[Figure dataset records]
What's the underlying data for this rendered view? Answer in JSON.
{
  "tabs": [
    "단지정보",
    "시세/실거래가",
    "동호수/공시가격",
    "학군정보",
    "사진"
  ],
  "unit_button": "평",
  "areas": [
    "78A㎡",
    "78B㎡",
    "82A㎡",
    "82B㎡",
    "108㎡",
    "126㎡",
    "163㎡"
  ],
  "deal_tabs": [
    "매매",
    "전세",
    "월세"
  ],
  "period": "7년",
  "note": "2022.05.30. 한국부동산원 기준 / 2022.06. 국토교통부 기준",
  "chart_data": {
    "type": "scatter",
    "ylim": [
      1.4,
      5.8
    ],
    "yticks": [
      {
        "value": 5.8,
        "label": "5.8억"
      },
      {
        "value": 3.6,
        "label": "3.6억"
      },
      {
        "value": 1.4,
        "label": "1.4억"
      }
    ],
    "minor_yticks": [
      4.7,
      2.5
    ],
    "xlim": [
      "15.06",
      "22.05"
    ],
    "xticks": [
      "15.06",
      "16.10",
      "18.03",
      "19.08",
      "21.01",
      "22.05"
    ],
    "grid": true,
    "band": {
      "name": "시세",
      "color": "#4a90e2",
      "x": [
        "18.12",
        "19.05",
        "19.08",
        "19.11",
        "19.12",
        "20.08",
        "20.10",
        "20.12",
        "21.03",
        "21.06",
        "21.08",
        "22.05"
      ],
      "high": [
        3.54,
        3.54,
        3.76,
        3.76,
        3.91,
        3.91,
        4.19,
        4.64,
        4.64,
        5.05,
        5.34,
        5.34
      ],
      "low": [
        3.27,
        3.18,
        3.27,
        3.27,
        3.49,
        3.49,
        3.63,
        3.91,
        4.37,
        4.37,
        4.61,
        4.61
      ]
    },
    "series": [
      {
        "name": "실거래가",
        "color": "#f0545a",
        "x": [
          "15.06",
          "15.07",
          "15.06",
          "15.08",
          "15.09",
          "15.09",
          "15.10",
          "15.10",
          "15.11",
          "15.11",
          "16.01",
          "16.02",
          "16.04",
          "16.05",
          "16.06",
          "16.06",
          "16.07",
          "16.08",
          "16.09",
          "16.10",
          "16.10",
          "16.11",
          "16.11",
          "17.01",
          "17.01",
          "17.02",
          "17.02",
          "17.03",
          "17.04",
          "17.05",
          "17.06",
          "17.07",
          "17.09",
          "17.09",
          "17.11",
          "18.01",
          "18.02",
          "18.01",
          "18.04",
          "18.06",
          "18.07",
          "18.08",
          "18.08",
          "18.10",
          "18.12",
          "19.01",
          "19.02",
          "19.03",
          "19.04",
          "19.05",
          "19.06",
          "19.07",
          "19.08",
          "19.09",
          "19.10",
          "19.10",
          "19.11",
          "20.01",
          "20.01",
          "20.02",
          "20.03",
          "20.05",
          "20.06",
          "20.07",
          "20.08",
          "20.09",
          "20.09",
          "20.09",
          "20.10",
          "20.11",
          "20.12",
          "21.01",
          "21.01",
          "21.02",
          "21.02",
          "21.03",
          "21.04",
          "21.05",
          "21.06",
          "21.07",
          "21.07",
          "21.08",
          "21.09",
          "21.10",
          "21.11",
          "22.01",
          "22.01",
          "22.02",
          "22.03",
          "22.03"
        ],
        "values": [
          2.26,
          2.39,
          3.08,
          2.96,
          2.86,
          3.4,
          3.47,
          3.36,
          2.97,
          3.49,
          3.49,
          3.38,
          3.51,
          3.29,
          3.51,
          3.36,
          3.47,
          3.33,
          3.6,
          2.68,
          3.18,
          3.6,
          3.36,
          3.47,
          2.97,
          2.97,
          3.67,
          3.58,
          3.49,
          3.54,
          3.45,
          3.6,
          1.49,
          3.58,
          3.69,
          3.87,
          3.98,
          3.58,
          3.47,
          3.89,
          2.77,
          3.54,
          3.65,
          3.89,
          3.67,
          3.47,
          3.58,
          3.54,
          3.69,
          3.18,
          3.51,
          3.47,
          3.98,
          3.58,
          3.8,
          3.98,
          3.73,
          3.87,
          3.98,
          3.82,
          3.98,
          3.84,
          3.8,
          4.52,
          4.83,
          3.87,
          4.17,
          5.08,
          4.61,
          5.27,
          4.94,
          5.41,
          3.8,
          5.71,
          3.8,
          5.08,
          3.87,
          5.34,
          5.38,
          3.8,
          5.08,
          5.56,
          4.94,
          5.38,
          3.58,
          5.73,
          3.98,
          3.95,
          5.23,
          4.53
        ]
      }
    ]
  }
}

**WHAT TO WORK ON**
Produce an exact copy of every entry above.

**TASK ANSWER**
What's the underlying data for this rendered view? Answer in JSON.
{
  "tabs": [
    "단지정보",
    "시세/실거래가",
    "동호수/공시가격",
    "학군정보",
    "사진"
  ],
  "unit_button": "평",
  "areas": [
    "78A㎡",
    "78B㎡",
    "82A㎡",
    "82B㎡",
    "108㎡",
    "126㎡",
    "163㎡"
  ],
  "deal_tabs": [
    "매매",
    "전세",
    "월세"
  ],
  "period": "7년",
  "note": "2022.05.30. 한국부동산원 기준 / 2022.06. 국토교통부 기준",
  "chart_data": {
    "type": "scatter",
    "ylim": [
      1.4,
      5.8
    ],
    "yticks": [
      {
        "value": 5.8,
        "label": "5.8억"
      },
      {
        "value": 3.6,
        "label": "3.6억"
      },
      {
        "value": 1.4,
        "label": "1.4억"
      }
    ],
    "minor_yticks": [
      4.7,
      2.5
    ],
    "xlim": [
      "15.06",
      "22.05"
    ],
    "xticks": [
      "15.06",
      "16.10",
      "18.03",
      "19.08",
      "21.01",
      "22.05"
    ],
    "grid": true,
    "band": {
      "name": "시세",
      "color": "#4a90e2",
      "x": [
        "18.12",
        "19.05",
        "19.08",
        "19.11",
        "19.12",
        "20.08",
        "20.10",
        "20.12",
        "21.03",
        "21.06",
        "21.08",
        "22.05"
      ],
      "high": [
        3.54,
        3.54,
        3.76,
        3.76,
        3.91,
        3.91,
        4.19,
        4.64,
        4.64,
        5.05,
        5.34,
        5.34
      ],
      "low": [
        3.27,
        3.18,
        3.27,
        3.27,
        3.49,
        3.49,
        3.63,
        3.91,
        4.37,
        4.37,
        4.61,
        4.61
      ]
    },
    "series": [
      {
        "name": "실거래가",
        "color": "#f0545a",
        "x": [
          "15.06",
          "15.07",
          "15.06",
          "15.08",
          "15.09",
          "15.09",
          "15.10",
          "15.10",
          "15.11",
          "15.11",
          "16.01",
          "16.02",
          "16.04",
          "16.05",
          "16.06",
          "16.06",
          "16.07",
          "16.08",
          "16.09",
          "16.10",
          "16.10",
          "16.11",
          "16.11",
          "17.01",
          "17.01",
          "17.02",
          "17.02",
          "17.03",
          "17.04",
          "17.05",
          "17.06",
          "17.07",
          "17.09",
          "17.09",
          "17.11",
          "18.01",
          "18.02",
          "18.01",
          "18.04",
          "18.06",
          "18.07",
          "18.08",
          "18.08",
          "18.10",
          "18.12",
          "19.01",
          "19.02",
          "19.03",
          "19.04",
          "19.05",
          "19.06",
          "19.07",
          "19.08",
          "19.09",
          "19.10",
          "19.10",
          "19.11",
          "20.01",
          "20.01",
          "20.02",
          "20.03",
          "20.05",
          "20.06",
          "20.07",
          "20.08",
          "20.09",
          "20.09",
          "20.09",
          "20.10",
          "20.11",
          "20.12",
          "21.01",
          "21.01",
          "21.02",
          "21.02",
          "21.03",
          "21.04",
          "21.05",
          "21.06",
          "21.07",
          "21.07",
          "21.08",
          "21.09",
          "21.10",
          "21.11",
          "22.01",
          "22.01",
          "22.02",
          "22.03",
          "22.03"
        ],
        "values": [
          2.26,
          2.39,
          3.08,
          2.96,
          2.86,
          3.4,
          3.47,
          3.36,
          2.97,
          3.49,
          3.49,
          3.38,
          3.51,
          3.29,
          3.51,
          3.36,
          3.47,
          3.33,
          3.6,
          2.68,
          3.18,
          3.6,
          3.36,
          3.47,
          2.97,
          2.97,
          3.67,
          3.58,
          3.49,
          3.54,
          3.45,
          3.6,
          1.49,
          3.58,
          3.69,
          3.87,
          3.98,
          3.58,
          3.47,
          3.89,
          2.77,
          3.54,
          3.65,
          3.89,
          3.67,
          3.47,
          3.58,
          3.54,
          3.69,
          3.18,
          3.51,
          3.47,
          3.98,
          3.58,
          3.8,
          3.98,
          3.73,
          3.87,
          3.98,
          3.82,
          3.98,
          3.84,
          3.8,
          4.52,
          4.83,
          3.87,
          4.17,
          5.08,
          4.61,
          5.27,
          4.94,
          5.41,
          3.8,
          5.71,
          3.8,
          5.08,
          3.87,
          5.34,
          5.38,
          3.8,
          5.08,
          5.56,
          4.94,
          5.38,
          3.58,
          5.73,
          3.98,
          3.95,
          5.23,
          4.53
        ]
      }
    ]
  }
}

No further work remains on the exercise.